> _TO BE DONE_: Every entry needs to be printed exactly, please.

> _INFORMATION SHOWN_:
-- BEGIN --

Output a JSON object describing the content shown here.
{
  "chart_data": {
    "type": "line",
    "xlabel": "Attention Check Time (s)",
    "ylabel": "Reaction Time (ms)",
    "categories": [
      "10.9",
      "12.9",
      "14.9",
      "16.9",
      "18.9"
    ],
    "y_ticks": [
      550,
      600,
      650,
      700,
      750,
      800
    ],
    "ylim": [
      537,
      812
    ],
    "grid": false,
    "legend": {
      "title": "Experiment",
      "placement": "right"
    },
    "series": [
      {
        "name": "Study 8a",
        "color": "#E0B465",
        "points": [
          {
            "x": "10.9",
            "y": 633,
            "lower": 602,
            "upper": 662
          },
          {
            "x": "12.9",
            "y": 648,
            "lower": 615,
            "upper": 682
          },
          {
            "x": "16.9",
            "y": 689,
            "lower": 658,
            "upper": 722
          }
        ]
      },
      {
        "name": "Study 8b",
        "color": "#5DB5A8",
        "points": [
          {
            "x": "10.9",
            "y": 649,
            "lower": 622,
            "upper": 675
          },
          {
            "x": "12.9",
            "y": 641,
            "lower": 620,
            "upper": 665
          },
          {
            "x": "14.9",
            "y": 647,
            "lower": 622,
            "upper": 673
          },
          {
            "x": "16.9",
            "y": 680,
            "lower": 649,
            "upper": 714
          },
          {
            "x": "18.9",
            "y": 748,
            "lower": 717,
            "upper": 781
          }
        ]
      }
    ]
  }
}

-- END --

> _FINISHED EXERCISE_:
Output a JSON object describing the content shown here.
{
  "chart_data": {
    "type": "line",
    "xlabel": "Attention Check Time (s)",
    "ylabel": "Reaction Time (ms)",
    "categories": [
      "10.9",
      "12.9",
      "14.9",
      "16.9",
      "18.9"
    ],
    "y_ticks": [
      550,
      600,
      650,
      700,
      750,
      800
    ],
    "ylim": [
      537,
      812
    ],
    "grid": false,
    "legend": {
      "title": "Experiment",
      "placement": "right"
    },
    "series": [
      {
        "name": "Study 8a",
        "color": "#E0B465",
        "points": [
          {
            "x": "10.9",
            "y": 633,
            "lower": 602,
            "upper": 662
          },
          {
            "x": "12.9",
            "y": 648,
            "lower": 615,
            "upper": 682
          },
          {
            "x": "16.9",
            "y": 689,
            "lower": 658,
            "upper": 722
          }
        ]
      },
      {
        "name": "Study 8b",
        "color": "#5DB5A8",
        "points": [
          {
            "x": "10.9",
            "y": 649,
            "lower": 622,
            "upper": 675
          },
          {
            "x": "12.9",
            "y": 641,
            "lower": 620,
            "upper": 665
          },
          {
            "x": "14.9",
            "y": 647,
            "lower": 622,
            "upper": 673
          },
          {
            "x": "16.9",
            "y": 680,
            "lower": 649,
            "upper": 714
          },
          {
            "x": "18.9",
            "y": 748,
            "lower": 717,
            "upper": 781
          }
        ]
      }
    ]
  }
}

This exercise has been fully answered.